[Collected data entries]
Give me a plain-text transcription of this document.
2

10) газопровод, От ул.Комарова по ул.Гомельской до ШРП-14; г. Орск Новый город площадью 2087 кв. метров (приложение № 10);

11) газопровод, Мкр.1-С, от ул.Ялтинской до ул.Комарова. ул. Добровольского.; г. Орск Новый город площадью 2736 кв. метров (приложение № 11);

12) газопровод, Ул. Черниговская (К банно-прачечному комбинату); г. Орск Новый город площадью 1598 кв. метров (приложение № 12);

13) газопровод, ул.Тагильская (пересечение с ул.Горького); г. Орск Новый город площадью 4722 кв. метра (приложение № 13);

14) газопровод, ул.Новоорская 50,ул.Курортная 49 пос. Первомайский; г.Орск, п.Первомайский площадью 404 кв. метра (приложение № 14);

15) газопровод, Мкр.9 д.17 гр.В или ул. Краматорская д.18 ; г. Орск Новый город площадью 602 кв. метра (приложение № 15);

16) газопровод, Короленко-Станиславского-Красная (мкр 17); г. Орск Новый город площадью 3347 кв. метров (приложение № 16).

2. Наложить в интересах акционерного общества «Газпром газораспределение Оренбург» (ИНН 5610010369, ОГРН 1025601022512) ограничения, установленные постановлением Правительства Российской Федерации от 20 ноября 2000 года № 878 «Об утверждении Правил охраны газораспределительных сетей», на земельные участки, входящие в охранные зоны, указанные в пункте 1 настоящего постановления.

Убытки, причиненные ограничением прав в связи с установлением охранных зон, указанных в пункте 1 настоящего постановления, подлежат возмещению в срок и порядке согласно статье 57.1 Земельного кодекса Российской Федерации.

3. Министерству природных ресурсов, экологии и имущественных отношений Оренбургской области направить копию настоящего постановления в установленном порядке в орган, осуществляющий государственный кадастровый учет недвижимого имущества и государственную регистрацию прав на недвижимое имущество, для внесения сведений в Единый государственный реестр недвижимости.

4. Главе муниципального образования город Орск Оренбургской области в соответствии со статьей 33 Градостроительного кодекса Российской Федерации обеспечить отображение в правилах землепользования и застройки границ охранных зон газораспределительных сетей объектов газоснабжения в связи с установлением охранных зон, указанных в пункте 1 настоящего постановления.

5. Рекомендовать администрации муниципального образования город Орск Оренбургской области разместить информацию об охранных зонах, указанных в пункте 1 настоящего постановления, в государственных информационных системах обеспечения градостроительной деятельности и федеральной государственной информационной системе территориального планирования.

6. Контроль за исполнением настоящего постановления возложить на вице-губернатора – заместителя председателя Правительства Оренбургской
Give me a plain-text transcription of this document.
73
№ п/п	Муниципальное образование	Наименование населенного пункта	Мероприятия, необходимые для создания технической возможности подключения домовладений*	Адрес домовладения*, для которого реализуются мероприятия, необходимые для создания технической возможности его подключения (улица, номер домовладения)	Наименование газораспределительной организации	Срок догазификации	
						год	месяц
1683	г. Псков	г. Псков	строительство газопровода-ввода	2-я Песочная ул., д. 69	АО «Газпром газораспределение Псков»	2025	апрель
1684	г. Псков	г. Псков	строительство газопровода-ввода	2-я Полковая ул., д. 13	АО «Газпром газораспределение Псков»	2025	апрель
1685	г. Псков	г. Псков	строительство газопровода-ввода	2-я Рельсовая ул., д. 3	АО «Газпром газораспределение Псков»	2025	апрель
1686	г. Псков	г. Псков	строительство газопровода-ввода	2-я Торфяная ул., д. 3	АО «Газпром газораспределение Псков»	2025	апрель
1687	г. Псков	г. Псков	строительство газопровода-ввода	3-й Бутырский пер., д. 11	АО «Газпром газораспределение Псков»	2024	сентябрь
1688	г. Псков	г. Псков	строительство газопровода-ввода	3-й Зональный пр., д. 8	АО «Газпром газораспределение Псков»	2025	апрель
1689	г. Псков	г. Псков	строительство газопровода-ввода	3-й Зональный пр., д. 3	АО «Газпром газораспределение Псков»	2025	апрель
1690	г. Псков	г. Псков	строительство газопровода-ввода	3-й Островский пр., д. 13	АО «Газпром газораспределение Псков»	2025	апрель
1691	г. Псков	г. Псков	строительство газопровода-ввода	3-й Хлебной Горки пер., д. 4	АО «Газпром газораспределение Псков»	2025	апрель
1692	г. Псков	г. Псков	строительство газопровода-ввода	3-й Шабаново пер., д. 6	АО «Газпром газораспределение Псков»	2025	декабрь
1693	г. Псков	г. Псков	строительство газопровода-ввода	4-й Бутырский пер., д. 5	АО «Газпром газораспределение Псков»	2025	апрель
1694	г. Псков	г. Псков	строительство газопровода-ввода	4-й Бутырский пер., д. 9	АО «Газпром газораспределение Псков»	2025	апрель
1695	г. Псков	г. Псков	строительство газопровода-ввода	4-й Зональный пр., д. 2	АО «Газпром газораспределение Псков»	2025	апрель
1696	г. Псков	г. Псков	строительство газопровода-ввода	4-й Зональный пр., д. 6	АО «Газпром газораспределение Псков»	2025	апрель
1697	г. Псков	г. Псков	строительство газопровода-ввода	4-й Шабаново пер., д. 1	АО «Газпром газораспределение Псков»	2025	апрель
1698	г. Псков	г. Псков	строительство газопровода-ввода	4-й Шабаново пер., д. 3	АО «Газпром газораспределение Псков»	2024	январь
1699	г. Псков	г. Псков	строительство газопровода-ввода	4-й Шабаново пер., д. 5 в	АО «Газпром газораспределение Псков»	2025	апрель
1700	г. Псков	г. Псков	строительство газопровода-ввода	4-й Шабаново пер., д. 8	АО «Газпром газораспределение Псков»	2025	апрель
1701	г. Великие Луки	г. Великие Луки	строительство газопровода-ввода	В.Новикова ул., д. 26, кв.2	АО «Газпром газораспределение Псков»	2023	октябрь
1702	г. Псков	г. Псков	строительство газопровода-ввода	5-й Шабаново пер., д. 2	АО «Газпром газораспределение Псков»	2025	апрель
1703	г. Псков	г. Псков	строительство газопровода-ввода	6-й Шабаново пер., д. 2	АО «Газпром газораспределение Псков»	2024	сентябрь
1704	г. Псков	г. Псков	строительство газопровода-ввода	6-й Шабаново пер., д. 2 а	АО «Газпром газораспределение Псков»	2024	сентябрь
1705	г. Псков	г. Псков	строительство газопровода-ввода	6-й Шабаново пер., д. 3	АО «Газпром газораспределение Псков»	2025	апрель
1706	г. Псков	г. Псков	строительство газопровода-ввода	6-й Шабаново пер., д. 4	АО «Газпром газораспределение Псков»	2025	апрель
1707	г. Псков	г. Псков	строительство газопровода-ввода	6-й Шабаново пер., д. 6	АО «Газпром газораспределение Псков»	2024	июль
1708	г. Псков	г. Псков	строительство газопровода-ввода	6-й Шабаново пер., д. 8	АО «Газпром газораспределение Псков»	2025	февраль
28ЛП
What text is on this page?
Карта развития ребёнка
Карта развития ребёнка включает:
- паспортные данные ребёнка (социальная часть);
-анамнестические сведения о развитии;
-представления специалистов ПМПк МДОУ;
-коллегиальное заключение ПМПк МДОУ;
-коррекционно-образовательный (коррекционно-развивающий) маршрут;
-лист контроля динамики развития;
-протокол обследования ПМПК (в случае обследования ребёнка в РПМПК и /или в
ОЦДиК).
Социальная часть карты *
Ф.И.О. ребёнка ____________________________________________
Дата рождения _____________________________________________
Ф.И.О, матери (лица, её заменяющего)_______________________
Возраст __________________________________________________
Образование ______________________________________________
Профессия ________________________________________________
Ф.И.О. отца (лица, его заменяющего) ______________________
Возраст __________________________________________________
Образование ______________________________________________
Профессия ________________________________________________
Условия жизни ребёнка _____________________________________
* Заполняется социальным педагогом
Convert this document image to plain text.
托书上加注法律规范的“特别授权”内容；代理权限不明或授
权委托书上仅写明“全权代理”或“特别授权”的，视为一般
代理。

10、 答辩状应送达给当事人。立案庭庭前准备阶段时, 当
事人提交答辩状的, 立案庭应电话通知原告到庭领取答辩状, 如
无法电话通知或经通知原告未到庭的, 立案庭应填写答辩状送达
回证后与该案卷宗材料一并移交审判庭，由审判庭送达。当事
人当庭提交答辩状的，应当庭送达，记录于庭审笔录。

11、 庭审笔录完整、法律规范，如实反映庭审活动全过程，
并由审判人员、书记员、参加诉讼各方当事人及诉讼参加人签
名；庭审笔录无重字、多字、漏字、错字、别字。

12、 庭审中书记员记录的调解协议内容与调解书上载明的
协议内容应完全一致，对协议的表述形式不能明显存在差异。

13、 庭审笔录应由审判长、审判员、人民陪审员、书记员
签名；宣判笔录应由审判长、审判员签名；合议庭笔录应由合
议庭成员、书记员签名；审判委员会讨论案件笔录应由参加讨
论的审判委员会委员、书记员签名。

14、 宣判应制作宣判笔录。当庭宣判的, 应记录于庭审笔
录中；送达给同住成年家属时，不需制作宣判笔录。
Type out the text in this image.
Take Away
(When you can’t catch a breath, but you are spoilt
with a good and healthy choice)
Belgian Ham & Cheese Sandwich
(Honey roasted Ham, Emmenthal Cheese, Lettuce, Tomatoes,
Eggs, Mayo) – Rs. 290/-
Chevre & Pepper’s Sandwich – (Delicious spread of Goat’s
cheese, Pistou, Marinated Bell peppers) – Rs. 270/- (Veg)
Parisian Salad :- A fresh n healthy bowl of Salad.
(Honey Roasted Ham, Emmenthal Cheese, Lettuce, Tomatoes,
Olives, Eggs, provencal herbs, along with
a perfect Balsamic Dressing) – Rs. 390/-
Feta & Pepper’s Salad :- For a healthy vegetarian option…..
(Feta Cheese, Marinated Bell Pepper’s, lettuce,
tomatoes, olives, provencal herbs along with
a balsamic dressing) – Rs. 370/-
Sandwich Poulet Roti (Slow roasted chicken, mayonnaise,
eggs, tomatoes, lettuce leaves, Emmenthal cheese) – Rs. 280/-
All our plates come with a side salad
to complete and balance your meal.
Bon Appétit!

> [Task brief]:
Report the number of lines above that contain the word "herbs", and only that number.

> [Exercise response]:
2